**Material provided**
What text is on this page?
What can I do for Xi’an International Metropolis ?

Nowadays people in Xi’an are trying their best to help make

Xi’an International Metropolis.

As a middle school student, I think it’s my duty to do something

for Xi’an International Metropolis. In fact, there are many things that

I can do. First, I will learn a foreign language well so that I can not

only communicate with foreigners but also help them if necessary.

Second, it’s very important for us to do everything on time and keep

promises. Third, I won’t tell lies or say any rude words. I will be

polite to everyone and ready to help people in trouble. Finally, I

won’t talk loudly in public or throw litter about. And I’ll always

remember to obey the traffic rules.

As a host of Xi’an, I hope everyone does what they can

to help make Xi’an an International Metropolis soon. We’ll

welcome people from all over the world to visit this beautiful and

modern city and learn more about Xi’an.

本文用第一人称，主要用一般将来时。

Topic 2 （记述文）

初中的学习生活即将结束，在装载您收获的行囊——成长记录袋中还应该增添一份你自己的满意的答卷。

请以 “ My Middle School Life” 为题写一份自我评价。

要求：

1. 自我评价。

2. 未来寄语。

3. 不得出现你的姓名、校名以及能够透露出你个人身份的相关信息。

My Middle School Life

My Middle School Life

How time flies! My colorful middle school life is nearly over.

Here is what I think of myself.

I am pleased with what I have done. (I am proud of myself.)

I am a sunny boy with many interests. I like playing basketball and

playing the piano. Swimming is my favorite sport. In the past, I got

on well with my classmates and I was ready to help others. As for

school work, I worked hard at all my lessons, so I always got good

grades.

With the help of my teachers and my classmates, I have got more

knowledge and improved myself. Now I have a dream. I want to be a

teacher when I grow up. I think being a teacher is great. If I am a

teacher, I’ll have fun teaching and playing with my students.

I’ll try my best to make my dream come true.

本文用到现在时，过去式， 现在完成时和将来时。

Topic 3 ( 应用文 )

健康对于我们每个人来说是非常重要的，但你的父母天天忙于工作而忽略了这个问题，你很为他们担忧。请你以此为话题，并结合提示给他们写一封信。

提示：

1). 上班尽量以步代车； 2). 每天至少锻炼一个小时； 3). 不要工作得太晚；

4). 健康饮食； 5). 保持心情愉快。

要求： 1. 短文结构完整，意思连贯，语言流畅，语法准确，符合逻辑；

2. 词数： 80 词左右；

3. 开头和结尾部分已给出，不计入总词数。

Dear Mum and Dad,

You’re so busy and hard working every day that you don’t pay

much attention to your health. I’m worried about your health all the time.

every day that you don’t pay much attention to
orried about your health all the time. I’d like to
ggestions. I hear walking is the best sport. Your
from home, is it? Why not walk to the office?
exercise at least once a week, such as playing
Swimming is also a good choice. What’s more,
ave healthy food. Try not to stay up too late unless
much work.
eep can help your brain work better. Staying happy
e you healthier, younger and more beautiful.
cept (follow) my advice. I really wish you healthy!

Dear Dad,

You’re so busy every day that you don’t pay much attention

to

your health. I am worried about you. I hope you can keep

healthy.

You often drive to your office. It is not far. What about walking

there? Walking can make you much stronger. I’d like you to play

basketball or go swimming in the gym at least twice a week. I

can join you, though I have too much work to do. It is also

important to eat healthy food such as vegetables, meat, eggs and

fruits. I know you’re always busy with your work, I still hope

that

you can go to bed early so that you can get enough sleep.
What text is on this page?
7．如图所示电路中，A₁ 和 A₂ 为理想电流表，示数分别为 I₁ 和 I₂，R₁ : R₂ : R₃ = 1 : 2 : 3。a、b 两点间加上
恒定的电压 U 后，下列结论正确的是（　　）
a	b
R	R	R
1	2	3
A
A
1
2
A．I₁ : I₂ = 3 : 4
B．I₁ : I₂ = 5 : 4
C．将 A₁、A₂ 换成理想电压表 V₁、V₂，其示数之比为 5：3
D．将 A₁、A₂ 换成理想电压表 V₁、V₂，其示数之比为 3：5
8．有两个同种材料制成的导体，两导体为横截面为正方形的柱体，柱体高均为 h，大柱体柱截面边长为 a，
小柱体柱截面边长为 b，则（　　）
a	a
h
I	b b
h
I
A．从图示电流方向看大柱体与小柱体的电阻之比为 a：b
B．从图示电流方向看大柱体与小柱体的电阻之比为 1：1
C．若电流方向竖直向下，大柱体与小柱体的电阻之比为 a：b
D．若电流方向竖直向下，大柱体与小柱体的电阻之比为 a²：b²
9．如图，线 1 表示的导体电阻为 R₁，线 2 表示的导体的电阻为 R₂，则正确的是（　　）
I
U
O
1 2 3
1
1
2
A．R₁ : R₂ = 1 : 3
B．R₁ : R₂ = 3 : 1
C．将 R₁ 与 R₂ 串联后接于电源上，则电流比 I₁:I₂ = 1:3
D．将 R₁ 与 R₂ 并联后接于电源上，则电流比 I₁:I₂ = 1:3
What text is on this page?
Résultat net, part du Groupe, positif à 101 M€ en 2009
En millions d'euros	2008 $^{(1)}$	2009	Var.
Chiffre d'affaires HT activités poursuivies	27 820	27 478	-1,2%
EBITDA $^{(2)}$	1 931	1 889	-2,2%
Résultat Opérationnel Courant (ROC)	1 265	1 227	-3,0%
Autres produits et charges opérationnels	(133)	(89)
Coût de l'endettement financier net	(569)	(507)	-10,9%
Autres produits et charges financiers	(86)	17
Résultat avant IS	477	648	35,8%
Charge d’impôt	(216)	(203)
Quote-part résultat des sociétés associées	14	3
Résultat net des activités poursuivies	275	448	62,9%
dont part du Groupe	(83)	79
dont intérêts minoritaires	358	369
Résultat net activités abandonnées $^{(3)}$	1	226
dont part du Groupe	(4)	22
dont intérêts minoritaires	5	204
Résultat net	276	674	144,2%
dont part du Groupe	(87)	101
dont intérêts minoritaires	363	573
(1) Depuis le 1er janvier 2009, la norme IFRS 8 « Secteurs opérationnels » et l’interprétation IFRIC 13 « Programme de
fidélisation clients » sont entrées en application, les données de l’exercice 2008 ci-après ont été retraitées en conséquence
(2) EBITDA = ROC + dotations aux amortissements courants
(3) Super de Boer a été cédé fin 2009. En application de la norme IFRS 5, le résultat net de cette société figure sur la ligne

**Exercise instructions**
Return all lines of the material above in which the word "IFRS" occurs.

**Exercise solution**
(1) Depuis le 1er janvier 2009, la norme IFRS 8 « Secteurs opérationnels » et l’interprétation IFRIC 13 « Programme de
(3) Super de Boer a été cédé fin 2009. En application de la norme IFRS 5, le résultat net de cette société figure sur la ligne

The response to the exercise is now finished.